(Stored entries)

━━━

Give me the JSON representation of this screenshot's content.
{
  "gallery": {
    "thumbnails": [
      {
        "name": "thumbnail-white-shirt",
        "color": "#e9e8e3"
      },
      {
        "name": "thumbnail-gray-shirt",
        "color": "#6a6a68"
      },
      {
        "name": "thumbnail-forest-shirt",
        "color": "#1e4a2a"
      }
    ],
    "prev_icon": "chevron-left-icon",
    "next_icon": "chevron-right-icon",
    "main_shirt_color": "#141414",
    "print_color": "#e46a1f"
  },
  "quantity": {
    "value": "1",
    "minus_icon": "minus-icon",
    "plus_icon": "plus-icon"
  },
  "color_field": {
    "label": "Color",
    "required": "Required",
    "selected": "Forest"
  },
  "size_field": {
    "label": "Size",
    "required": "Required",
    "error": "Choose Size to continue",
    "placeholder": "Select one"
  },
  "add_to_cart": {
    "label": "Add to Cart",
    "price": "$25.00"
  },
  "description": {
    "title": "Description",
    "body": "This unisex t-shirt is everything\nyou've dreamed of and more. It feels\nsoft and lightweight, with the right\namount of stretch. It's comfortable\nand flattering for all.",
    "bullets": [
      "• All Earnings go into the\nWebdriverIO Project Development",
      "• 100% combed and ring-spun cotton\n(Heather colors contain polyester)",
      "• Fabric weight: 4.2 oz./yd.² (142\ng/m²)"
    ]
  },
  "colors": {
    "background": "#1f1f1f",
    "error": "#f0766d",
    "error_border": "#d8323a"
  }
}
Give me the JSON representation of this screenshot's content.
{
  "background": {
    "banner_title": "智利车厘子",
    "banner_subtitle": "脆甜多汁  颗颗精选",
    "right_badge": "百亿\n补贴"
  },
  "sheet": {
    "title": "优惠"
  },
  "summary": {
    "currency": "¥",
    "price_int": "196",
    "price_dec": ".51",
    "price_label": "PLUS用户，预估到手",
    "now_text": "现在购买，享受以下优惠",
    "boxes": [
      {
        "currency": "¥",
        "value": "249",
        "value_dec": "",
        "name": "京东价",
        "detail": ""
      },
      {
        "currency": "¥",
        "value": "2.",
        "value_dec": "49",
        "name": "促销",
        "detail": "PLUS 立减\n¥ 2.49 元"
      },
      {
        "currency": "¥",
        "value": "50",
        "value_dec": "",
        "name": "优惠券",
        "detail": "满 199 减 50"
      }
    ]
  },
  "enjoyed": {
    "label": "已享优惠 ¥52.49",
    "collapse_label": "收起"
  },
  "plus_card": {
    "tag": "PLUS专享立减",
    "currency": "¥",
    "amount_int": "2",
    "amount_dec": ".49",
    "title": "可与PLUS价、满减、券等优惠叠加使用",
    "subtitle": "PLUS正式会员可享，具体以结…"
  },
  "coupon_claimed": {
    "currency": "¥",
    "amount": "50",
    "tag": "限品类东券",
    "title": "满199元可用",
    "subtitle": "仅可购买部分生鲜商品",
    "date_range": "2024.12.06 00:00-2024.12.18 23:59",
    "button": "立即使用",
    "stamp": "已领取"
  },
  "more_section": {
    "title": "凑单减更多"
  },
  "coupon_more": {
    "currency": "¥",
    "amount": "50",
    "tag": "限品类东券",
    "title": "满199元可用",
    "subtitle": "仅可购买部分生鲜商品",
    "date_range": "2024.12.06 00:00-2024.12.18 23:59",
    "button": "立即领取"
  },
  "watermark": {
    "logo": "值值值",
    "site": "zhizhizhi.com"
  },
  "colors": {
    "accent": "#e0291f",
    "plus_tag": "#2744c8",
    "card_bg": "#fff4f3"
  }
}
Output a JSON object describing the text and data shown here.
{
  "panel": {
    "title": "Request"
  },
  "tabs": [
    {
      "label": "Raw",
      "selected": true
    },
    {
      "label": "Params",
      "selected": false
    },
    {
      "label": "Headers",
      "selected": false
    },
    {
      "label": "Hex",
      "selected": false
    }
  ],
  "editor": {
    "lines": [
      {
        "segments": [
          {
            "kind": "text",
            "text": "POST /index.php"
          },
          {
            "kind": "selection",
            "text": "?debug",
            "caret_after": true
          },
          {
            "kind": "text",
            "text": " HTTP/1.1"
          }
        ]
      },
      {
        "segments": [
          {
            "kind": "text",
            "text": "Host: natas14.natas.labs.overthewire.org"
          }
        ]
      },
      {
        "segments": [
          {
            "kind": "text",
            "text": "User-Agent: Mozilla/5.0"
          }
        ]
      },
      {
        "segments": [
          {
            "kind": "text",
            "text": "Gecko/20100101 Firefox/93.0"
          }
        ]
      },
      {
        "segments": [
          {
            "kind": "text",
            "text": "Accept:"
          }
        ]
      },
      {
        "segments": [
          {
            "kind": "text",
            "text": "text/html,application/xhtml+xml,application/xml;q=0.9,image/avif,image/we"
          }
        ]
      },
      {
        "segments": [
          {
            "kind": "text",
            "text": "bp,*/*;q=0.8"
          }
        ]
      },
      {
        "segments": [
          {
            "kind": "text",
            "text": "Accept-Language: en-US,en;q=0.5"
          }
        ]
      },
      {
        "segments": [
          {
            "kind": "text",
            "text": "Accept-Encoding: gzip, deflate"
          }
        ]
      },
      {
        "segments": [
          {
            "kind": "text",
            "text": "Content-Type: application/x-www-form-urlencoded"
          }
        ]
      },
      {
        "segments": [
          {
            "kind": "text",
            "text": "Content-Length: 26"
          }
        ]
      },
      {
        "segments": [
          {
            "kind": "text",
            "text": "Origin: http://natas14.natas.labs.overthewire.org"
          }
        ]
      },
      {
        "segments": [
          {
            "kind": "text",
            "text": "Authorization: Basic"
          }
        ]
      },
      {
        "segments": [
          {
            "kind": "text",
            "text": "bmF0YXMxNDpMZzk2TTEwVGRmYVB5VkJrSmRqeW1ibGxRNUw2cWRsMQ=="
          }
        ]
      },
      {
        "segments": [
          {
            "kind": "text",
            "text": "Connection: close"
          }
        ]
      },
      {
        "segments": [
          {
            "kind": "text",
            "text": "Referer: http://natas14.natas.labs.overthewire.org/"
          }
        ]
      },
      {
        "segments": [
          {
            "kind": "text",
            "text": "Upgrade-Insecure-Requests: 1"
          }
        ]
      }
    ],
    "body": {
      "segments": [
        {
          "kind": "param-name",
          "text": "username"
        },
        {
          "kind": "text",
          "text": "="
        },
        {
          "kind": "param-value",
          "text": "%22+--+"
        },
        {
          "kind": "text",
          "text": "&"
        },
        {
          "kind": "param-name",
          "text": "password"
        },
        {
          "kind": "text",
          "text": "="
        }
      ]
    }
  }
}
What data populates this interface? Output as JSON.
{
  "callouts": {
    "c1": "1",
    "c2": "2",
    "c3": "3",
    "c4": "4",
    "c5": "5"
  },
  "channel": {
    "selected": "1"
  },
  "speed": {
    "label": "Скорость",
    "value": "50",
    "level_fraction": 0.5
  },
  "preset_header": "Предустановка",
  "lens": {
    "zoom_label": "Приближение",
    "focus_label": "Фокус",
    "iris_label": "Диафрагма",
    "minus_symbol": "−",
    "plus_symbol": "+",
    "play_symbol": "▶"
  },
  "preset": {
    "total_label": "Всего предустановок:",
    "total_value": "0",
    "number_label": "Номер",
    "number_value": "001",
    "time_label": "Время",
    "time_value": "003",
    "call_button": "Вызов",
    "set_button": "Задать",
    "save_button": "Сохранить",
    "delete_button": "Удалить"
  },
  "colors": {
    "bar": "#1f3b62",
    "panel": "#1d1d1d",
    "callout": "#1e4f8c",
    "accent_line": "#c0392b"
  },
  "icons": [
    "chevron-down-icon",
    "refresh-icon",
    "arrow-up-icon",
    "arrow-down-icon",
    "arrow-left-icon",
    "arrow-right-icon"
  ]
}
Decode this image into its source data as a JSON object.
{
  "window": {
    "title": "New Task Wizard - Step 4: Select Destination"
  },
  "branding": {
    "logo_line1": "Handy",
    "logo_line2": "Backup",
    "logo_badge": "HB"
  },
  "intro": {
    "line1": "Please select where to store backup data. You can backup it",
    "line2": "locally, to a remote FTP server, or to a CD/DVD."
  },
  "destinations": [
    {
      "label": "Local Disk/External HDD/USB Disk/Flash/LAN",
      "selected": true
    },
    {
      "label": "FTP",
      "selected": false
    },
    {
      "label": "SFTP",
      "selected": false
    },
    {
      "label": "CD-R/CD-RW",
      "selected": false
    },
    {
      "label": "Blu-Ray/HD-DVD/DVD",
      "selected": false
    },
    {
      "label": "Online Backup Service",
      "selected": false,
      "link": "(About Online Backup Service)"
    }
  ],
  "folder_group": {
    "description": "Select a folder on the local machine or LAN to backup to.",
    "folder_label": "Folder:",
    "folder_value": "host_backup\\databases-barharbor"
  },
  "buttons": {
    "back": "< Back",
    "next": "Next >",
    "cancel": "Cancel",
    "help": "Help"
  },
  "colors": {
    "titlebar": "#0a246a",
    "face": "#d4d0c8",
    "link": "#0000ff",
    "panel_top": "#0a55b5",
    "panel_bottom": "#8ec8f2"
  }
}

━━━

## Aim of the task
Look through the data and show every line containing "arrow".

## Result
    "arrow-up-icon",
    "arrow-down-icon",
    "arrow-left-icon",
    "arrow-right-icon"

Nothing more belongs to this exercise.